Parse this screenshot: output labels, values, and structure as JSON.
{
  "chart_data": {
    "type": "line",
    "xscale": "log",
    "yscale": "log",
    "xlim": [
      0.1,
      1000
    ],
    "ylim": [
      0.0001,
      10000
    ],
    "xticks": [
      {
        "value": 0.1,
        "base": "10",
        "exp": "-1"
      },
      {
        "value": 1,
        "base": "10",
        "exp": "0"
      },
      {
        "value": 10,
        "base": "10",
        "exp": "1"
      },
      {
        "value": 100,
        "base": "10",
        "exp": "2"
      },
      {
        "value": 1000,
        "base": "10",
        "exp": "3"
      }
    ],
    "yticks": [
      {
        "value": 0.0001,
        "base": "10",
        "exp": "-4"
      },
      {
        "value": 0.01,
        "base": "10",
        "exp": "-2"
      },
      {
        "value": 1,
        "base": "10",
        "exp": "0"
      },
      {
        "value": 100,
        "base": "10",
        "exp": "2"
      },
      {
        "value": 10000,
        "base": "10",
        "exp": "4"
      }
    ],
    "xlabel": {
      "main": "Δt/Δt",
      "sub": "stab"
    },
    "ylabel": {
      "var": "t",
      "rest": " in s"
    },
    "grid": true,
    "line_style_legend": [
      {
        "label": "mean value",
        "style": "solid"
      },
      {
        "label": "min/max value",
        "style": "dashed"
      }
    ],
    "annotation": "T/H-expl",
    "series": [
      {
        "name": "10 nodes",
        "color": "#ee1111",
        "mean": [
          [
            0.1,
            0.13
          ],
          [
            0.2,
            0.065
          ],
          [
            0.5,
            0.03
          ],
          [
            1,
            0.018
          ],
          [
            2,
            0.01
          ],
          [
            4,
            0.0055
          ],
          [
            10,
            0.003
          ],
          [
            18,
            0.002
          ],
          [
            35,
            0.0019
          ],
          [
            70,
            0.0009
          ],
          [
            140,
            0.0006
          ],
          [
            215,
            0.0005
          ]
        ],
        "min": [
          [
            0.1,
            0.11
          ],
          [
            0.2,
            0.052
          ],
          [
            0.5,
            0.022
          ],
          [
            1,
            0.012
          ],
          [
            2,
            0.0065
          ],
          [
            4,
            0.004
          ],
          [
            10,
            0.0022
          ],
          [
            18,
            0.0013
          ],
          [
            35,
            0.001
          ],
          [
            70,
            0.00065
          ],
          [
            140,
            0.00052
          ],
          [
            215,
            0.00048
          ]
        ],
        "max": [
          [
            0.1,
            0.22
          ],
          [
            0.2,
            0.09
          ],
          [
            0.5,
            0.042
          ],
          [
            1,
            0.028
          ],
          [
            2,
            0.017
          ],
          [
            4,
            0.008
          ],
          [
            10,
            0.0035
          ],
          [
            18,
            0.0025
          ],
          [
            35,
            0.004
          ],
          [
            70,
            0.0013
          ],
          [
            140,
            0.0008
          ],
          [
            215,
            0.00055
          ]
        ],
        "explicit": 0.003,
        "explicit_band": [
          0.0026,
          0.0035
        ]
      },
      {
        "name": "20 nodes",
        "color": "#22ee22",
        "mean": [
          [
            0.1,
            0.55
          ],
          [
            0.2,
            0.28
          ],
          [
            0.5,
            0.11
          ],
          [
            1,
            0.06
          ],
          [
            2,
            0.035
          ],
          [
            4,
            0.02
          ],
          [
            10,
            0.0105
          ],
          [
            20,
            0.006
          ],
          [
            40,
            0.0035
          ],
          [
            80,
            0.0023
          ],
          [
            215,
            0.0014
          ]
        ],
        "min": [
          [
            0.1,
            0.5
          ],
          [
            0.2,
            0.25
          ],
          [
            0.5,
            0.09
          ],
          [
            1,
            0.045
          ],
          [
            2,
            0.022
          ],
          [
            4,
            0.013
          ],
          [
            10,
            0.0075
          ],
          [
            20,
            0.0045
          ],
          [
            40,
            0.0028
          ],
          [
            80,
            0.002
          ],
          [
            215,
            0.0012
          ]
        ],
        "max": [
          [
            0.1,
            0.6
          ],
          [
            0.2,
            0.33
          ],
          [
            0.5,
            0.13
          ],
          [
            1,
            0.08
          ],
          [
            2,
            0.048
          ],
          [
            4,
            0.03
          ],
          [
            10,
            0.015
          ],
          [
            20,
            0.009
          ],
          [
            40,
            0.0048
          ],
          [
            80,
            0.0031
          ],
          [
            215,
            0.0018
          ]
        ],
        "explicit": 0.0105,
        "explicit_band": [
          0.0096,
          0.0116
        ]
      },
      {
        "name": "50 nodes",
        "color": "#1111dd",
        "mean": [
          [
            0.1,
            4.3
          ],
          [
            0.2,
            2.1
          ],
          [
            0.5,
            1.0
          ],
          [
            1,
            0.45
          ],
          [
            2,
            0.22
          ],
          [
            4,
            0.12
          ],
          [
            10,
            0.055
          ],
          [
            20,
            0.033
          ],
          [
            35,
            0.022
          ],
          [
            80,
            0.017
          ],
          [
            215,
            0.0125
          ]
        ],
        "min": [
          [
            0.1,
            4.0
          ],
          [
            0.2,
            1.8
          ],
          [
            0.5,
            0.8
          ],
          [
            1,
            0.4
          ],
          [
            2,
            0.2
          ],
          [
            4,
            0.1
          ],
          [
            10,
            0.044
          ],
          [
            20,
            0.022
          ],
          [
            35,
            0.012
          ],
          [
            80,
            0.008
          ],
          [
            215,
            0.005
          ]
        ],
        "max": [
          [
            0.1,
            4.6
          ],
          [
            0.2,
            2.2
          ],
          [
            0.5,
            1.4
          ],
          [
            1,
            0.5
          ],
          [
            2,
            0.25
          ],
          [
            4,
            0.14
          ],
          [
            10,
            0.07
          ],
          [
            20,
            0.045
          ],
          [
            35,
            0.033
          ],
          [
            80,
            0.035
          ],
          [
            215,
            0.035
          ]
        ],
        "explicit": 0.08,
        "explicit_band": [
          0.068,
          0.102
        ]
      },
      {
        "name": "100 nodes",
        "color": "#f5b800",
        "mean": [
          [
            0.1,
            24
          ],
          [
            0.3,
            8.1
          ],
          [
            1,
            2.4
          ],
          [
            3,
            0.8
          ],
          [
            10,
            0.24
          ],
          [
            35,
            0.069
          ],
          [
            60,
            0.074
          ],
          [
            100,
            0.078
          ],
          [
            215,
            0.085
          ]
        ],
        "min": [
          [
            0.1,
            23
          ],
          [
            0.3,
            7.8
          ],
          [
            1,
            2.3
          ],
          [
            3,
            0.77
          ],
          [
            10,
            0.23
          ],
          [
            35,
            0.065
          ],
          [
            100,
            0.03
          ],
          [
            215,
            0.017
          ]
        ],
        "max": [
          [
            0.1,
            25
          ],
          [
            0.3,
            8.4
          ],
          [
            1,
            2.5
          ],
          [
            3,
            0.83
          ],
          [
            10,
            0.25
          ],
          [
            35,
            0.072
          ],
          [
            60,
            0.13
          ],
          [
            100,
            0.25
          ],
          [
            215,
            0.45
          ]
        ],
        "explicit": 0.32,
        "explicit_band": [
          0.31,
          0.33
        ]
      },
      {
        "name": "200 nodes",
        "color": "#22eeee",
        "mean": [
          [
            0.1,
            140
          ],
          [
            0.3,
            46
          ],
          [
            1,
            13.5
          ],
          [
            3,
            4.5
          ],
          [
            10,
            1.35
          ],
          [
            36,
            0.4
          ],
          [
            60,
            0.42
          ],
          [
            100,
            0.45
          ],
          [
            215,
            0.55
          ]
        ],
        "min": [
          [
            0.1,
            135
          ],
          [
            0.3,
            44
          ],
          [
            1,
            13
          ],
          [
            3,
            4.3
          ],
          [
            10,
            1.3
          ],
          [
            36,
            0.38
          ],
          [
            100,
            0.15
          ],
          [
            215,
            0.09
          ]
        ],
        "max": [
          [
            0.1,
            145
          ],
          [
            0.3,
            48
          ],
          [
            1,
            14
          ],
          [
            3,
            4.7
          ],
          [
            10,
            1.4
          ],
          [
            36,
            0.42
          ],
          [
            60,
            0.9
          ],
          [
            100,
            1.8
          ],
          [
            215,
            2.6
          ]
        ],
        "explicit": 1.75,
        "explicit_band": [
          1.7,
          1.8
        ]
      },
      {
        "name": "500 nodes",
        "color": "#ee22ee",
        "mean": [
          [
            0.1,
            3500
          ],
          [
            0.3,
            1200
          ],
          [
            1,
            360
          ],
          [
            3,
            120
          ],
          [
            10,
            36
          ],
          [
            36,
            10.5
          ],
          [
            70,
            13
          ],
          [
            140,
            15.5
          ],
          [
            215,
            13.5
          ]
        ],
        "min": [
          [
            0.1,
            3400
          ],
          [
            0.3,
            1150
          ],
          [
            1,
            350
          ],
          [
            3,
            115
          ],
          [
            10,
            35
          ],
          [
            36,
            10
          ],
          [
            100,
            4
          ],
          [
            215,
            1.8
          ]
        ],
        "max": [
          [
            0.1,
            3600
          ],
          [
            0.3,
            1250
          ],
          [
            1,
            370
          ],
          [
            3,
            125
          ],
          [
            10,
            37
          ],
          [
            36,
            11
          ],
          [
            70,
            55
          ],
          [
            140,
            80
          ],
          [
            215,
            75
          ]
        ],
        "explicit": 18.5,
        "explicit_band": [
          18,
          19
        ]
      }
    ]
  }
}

● ● ● ●

THE REQUEST
Take every line from the data above that holds "nodes" and copy it out.

FULL OUTPUT
        "name": "10 nodes",
        "name": "20 nodes",
        "name": "50 nodes",
        "name": "100 nodes",
        "name": "200 nodes",
        "name": "500 nodes",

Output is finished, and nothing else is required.